** START OF INFORMATION PROVIDED **
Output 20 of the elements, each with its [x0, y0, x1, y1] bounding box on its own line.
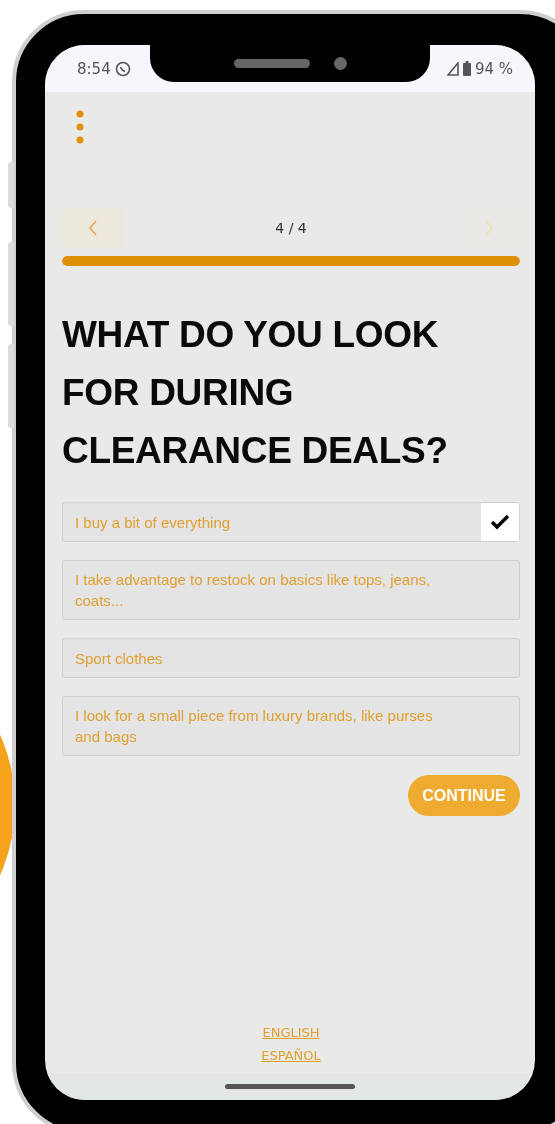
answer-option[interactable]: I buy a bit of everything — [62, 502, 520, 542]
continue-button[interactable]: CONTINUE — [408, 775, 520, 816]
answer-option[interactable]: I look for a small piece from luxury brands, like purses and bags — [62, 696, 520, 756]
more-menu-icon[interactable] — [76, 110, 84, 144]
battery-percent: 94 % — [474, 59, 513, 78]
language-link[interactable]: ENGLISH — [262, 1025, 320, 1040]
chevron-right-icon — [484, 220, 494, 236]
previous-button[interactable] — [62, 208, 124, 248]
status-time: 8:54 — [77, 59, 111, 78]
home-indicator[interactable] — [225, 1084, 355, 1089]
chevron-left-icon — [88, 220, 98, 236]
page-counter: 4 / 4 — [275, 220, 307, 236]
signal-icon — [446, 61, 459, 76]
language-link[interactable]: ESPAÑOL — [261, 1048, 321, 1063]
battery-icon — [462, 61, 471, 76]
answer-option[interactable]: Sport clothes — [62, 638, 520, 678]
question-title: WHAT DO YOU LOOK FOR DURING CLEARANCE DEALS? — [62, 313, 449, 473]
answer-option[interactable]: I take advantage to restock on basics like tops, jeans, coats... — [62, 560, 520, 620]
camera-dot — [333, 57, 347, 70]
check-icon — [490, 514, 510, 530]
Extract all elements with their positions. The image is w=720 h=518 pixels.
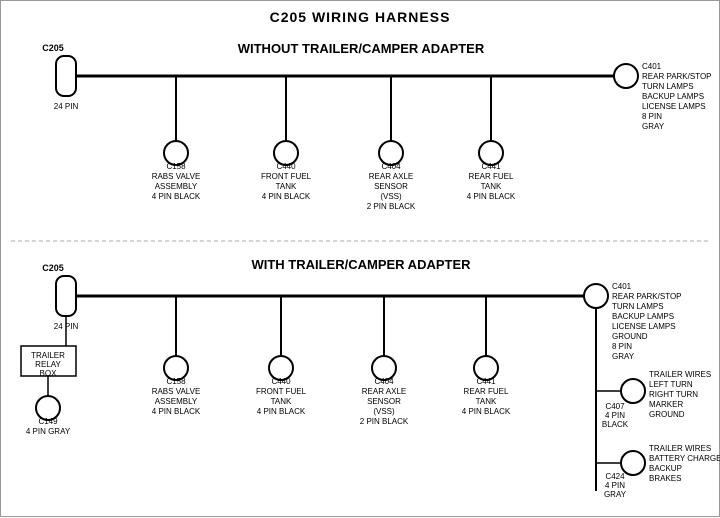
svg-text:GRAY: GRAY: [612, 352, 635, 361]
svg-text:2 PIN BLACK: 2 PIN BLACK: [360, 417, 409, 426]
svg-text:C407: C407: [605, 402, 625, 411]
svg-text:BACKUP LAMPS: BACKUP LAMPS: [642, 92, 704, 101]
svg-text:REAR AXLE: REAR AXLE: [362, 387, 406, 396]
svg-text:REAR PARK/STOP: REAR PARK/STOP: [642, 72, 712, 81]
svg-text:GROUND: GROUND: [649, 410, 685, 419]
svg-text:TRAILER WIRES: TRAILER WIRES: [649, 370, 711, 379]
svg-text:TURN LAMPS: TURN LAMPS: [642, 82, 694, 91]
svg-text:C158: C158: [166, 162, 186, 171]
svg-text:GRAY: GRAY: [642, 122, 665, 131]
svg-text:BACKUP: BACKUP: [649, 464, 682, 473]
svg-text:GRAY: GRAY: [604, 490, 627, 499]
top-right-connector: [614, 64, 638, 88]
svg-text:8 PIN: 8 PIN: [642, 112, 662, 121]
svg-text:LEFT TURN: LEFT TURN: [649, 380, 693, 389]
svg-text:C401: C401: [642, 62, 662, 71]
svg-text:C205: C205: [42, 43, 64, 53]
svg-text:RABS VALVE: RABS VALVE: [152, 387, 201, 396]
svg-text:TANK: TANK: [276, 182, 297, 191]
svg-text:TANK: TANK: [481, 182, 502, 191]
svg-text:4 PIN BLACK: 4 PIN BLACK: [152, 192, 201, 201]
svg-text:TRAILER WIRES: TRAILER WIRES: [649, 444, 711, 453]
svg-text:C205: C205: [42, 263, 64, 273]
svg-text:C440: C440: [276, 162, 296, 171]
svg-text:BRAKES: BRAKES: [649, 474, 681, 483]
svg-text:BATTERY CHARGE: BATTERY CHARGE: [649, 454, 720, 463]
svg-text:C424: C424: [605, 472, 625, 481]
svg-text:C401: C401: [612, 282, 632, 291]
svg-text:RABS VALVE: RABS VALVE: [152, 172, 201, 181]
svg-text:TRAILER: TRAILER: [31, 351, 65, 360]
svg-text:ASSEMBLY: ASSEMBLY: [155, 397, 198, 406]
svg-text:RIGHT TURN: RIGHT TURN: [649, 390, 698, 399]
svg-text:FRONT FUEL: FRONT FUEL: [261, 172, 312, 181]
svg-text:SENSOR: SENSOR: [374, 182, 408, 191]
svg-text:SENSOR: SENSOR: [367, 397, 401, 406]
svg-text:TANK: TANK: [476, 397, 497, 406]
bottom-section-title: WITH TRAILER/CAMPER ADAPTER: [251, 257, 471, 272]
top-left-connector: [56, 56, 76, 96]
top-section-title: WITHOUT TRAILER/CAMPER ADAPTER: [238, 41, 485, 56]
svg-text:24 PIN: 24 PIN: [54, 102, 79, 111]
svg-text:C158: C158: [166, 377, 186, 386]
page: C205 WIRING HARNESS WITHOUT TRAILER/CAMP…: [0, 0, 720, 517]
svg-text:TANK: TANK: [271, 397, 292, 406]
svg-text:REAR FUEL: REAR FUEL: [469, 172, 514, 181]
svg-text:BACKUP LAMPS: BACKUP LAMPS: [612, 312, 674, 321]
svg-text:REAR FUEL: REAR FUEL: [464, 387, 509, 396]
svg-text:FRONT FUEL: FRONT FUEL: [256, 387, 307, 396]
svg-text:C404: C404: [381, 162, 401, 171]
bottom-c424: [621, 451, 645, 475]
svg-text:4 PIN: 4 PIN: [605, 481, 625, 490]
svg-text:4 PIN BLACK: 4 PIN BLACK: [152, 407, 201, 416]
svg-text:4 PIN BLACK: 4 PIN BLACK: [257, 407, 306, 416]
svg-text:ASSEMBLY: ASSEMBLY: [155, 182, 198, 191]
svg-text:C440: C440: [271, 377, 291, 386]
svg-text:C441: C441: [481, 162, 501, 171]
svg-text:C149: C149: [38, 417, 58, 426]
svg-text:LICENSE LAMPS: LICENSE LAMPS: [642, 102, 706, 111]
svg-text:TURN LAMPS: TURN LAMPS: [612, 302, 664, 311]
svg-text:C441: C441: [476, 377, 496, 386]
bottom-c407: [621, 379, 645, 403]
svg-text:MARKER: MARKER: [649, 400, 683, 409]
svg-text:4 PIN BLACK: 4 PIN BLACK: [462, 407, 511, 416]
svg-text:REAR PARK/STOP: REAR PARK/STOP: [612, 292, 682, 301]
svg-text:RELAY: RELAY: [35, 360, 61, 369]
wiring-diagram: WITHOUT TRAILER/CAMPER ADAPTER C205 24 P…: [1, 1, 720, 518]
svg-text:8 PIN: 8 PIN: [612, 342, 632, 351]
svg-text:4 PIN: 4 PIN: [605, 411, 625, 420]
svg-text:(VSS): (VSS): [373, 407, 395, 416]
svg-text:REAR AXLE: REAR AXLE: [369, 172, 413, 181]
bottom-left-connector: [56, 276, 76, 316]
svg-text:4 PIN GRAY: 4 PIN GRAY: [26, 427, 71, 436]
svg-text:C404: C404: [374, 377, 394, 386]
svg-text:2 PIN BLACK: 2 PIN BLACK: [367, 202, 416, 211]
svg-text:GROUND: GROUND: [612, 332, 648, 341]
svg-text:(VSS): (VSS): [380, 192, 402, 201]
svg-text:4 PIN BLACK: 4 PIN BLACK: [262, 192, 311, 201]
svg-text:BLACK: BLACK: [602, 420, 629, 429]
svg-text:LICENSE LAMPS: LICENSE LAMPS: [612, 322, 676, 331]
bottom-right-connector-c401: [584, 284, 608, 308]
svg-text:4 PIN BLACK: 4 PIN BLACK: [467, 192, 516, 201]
** END OF INFORMATION PROVIDED **
** START OF INFORMATION PROVIDED **
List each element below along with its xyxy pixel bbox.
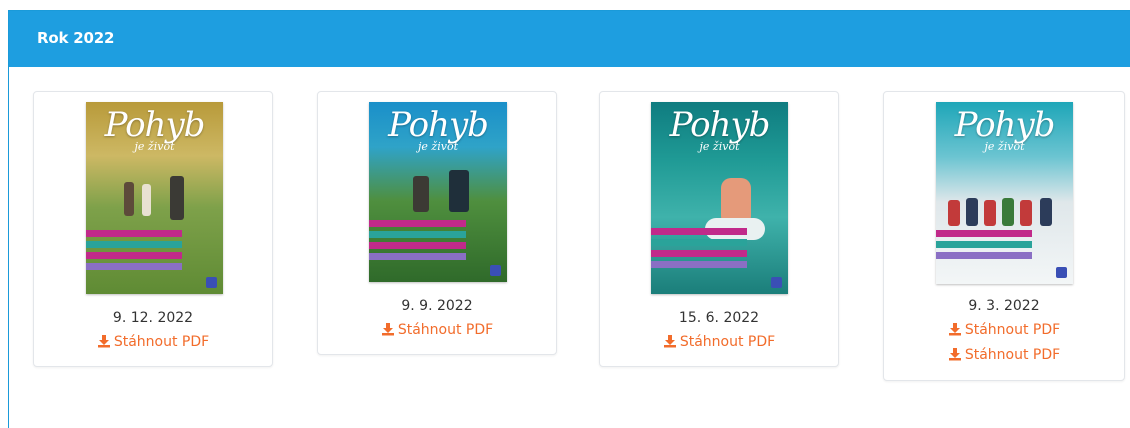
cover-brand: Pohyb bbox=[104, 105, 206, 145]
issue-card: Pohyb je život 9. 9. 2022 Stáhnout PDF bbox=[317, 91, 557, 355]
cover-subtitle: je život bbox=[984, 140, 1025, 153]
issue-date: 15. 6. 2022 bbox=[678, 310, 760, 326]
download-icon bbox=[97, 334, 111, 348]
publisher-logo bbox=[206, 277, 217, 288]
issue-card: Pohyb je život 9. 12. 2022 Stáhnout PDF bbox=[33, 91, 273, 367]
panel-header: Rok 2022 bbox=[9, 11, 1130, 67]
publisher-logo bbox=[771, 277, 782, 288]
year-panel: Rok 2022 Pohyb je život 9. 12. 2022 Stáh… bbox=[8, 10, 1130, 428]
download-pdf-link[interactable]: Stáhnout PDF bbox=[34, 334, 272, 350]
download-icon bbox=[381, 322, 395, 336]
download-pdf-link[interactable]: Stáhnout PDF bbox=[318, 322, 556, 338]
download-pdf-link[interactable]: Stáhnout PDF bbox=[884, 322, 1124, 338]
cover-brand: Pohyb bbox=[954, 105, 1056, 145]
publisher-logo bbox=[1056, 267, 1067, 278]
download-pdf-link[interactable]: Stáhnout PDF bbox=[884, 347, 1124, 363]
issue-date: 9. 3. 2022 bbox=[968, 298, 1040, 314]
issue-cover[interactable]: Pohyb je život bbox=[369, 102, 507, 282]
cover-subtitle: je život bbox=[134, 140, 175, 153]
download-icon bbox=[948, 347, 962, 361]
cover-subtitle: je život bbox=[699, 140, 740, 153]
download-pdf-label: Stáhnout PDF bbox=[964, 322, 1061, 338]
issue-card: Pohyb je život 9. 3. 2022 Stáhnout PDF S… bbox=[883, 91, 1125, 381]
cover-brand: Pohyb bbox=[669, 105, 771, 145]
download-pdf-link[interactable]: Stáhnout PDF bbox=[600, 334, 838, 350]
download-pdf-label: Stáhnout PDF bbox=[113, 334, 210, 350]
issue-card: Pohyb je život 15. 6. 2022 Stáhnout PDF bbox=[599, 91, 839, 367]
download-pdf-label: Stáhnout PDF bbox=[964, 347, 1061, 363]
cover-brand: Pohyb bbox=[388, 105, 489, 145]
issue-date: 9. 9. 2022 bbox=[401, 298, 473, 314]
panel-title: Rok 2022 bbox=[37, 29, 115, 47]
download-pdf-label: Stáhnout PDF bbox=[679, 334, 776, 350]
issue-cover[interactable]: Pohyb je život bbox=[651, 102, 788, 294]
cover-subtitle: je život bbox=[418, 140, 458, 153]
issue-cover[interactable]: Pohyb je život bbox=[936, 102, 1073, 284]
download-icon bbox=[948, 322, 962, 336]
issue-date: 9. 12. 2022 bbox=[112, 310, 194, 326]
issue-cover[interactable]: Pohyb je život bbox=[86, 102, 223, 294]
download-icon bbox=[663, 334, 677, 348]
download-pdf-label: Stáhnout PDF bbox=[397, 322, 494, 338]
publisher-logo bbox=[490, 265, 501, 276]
** END OF INFORMATION PROVIDED **
GOAL: Put the stretch from the line containing "cover-brand: Pohyb bbox=[104, 105, 206, 145]" through the line containing "download-icon bbox=[381, 322, 395, 336]" into a Markdown table with the columns Number and Line, one numbered row per line and blank lines left out.

COMPLETE ANSWER:
| Number | Line |
|---|---|
| 1 | cover-brand: Pohyb bbox=[104, 105, 206, 145] |
| 2 | issue-card: Pohyb je život 9. 9. 2022 Stáhnout PDF bbox=[317, 91, 557, 355] |
| 3 | cover-subtitle: je život bbox=[984, 140, 1025, 153] |
| 4 | issue-date: 15. 6. 2022 bbox=[678, 310, 760, 326] |
| 5 | download-icon bbox=[97, 334, 111, 348] |
| 6 | publisher-logo bbox=[206, 277, 217, 288] |
| 7 | issue-card: Pohyb je život 9. 12. 2022 Stáhnout PDF bbox=[33, 91, 273, 367] |
| 8 | panel-header: Rok 2022 bbox=[9, 11, 1130, 67] |
| 9 | publisher-logo bbox=[771, 277, 782, 288] |
| 10 | year-panel: Rok 2022 Pohyb je život 9. 12. 2022 Stáh… bbox=[8, 10, 1130, 428] |
| 11 | download-pdf-link[interactable]: Stáhnout PDF bbox=[34, 334, 272, 350] |
| 12 | download-icon bbox=[381, 322, 395, 336] |